▶ [Required task]
Find every line in the entries below that contains the string "Handel", and copy each such line in full.

▶ [Stored data]
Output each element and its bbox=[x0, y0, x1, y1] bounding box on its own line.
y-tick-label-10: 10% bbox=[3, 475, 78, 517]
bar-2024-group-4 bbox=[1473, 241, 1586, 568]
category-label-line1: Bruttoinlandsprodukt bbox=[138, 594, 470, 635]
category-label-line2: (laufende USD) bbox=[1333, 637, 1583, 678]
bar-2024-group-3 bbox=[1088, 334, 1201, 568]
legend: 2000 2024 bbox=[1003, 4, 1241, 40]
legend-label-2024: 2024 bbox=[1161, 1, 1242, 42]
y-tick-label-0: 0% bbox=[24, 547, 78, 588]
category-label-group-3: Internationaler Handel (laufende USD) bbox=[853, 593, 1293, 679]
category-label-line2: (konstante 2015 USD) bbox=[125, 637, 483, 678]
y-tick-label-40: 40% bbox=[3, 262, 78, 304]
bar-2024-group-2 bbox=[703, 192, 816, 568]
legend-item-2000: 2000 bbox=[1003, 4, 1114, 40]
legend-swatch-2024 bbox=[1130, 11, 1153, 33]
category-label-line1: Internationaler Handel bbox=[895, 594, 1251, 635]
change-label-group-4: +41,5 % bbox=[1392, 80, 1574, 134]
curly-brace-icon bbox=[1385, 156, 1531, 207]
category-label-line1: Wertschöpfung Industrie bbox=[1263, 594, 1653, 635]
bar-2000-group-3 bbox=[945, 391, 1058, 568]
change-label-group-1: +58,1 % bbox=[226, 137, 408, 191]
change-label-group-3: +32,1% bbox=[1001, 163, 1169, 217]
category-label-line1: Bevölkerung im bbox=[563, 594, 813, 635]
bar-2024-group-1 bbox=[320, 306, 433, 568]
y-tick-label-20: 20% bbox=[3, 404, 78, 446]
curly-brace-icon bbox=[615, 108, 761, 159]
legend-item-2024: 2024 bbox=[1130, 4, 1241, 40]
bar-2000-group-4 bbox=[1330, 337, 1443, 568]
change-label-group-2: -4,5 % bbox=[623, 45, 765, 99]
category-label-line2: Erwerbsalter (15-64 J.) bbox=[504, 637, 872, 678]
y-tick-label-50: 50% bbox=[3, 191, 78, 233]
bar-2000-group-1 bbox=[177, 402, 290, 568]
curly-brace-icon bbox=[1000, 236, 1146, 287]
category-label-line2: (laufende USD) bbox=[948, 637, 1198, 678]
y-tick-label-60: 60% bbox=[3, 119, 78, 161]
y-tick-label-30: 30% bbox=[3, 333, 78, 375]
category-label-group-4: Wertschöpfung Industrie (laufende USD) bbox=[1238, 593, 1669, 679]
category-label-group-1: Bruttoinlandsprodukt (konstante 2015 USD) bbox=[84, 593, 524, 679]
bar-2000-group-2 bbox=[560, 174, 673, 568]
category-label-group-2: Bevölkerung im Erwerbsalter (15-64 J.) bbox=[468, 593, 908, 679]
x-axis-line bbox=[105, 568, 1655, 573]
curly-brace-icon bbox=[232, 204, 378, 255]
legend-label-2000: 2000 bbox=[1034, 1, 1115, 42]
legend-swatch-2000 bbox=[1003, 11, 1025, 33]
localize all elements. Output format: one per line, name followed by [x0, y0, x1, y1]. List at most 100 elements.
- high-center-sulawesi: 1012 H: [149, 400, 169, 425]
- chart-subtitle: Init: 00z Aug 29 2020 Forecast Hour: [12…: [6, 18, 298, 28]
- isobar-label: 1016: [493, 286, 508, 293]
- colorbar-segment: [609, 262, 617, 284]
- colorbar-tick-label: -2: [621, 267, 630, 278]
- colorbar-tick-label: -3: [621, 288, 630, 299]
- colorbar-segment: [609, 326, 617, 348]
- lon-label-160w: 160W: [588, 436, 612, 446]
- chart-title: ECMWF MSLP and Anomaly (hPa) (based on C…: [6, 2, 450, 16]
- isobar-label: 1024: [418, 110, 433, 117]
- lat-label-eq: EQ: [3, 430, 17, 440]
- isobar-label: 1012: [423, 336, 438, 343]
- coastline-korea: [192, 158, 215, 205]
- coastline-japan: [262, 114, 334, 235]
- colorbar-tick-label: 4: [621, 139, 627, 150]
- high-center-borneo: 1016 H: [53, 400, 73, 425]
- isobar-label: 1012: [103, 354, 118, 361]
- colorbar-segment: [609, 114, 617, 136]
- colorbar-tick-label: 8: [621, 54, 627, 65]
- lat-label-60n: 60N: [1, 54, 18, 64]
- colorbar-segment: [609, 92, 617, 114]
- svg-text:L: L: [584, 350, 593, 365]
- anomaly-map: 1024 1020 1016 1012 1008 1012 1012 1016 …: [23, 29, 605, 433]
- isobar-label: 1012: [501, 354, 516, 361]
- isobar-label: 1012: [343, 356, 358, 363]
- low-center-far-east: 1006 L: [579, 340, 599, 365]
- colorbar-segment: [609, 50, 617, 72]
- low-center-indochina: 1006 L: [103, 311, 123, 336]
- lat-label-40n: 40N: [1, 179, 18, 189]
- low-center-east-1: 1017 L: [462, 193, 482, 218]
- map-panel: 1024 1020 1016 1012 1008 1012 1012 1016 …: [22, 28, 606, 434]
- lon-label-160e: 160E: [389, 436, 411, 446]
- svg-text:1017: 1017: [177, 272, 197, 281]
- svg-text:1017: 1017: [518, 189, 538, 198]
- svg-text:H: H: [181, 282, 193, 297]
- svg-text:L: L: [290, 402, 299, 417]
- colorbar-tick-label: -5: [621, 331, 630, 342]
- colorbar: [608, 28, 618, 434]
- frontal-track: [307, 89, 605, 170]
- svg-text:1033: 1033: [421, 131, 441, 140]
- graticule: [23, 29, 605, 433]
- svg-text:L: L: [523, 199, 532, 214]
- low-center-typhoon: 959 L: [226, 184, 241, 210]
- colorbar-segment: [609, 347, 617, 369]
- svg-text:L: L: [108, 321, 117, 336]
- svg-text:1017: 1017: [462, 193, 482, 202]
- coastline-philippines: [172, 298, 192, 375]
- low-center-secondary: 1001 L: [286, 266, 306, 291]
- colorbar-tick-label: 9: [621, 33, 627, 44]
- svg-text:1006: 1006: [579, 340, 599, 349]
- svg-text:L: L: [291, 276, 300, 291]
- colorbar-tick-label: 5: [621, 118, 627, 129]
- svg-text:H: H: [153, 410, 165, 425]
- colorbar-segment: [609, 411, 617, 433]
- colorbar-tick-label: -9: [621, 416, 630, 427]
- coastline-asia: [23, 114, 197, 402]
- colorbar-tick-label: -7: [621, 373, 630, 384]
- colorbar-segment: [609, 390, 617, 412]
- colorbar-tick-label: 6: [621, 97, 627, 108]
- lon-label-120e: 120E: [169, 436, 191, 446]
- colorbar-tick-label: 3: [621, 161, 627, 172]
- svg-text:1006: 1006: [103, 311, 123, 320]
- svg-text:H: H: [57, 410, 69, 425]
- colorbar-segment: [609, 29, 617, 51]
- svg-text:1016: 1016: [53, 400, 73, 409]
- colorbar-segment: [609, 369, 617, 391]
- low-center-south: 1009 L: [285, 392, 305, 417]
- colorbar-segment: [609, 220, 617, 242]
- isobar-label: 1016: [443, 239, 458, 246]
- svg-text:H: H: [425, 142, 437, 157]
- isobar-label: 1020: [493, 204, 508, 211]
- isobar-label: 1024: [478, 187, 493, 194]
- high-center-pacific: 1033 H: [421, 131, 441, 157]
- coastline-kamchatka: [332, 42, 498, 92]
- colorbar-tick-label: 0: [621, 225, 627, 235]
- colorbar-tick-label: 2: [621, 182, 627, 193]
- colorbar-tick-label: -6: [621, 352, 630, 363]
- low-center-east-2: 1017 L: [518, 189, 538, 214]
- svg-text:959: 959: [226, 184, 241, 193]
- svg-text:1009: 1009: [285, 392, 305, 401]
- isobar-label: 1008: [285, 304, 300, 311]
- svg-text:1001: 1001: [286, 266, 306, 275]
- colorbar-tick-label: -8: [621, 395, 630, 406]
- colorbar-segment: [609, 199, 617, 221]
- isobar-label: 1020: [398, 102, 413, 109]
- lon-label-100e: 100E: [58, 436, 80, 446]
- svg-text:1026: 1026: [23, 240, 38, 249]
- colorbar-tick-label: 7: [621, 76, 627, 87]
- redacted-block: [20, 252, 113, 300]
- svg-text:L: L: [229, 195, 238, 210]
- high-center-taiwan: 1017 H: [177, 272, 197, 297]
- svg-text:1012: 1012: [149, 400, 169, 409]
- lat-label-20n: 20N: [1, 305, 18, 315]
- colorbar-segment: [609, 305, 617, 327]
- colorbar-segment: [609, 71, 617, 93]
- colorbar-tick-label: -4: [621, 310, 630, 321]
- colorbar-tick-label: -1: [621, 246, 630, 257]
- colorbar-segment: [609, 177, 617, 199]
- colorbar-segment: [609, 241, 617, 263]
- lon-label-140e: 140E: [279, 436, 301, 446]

▶ [Full answer]
category-label-group-3: Internationaler Handel (laufende USD) bbox=[853, 593, 1293, 679]
category-label-line1: Internationaler Handel bbox=[895, 594, 1251, 635]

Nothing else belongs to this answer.